_Task_
Go through the listing and copy every line word for word.

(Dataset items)
___

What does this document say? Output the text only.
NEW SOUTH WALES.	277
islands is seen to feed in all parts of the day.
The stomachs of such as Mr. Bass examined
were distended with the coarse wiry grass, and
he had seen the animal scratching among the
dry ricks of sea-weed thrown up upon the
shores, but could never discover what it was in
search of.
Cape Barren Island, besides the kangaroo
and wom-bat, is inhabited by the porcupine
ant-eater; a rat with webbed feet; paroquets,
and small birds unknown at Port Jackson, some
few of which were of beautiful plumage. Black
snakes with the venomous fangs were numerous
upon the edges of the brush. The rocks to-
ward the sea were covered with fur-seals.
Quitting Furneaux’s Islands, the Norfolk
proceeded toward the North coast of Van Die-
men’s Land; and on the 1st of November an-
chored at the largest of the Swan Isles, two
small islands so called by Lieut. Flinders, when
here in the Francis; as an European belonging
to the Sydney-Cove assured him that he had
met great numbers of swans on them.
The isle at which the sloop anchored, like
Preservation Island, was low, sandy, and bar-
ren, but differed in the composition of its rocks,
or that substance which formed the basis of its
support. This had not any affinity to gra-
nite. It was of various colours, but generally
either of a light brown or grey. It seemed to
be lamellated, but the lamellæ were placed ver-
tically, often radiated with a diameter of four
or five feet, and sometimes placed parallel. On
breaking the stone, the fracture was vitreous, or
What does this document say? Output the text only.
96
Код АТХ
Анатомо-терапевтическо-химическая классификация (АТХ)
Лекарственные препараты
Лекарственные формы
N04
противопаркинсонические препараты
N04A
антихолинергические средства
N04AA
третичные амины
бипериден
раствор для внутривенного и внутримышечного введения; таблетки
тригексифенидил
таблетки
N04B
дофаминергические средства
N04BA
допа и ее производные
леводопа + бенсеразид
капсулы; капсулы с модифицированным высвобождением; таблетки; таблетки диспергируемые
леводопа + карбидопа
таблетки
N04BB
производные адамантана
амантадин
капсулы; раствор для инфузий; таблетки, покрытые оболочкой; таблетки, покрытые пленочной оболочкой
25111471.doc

___

_Result below_
What does this document say? Output the text only.
NEW SOUTH WALES.	277
islands is seen to feed in all parts of the day.
The stomachs of such as Mr. Bass examined
were distended with the coarse wiry grass, and
he had seen the animal scratching among the
dry ricks of sea-weed thrown up upon the
shores, but could never discover what it was in
search of.
Cape Barren Island, besides the kangaroo
and wom-bat, is inhabited by the porcupine
ant-eater; a rat with webbed feet; paroquets,
and small birds unknown at Port Jackson, some
few of which were of beautiful plumage. Black
snakes with the venomous fangs were numerous
upon the edges of the brush. The rocks to-
ward the sea were covered with fur-seals.
Quitting Furneaux’s Islands, the Norfolk
proceeded toward the North coast of Van Die-
men’s Land; and on the 1st of November an-
chored at the largest of the Swan Isles, two
small islands so called by Lieut. Flinders, when
here in the Francis; as an European belonging
to the Sydney-Cove assured him that he had
met great numbers of swans on them.
The isle at which the sloop anchored, like
Preservation Island, was low, sandy, and bar-
ren, but differed in the composition of its rocks,
or that substance which formed the basis of its
support. This had not any affinity to gra-
nite. It was of various colours, but generally
either of a light brown or grey. It seemed to
be lamellated, but the lamellæ were placed ver-
tically, often radiated with a diameter of four
or five feet, and sometimes placed parallel. On
breaking the stone, the fracture was vitreous, or
What does this document say? Output the text only.
96
Код АТХ
Анатомо-терапевтическо-химическая классификация (АТХ)
Лекарственные препараты
Лекарственные формы
N04
противопаркинсонические препараты
N04A
антихолинергические средства
N04AA
третичные амины
бипериден
раствор для внутривенного и внутримышечного введения; таблетки
тригексифенидил
таблетки
N04B
дофаминергические средства
N04BA
допа и ее производные
леводопа + бенсеразид
капсулы; капсулы с модифицированным высвобождением; таблетки; таблетки диспергируемые
леводопа + карбидопа
таблетки
N04BB
производные адамантана
амантадин
капсулы; раствор для инфузий; таблетки, покрытые оболочкой; таблетки, покрытые пленочной оболочкой
25111471.doc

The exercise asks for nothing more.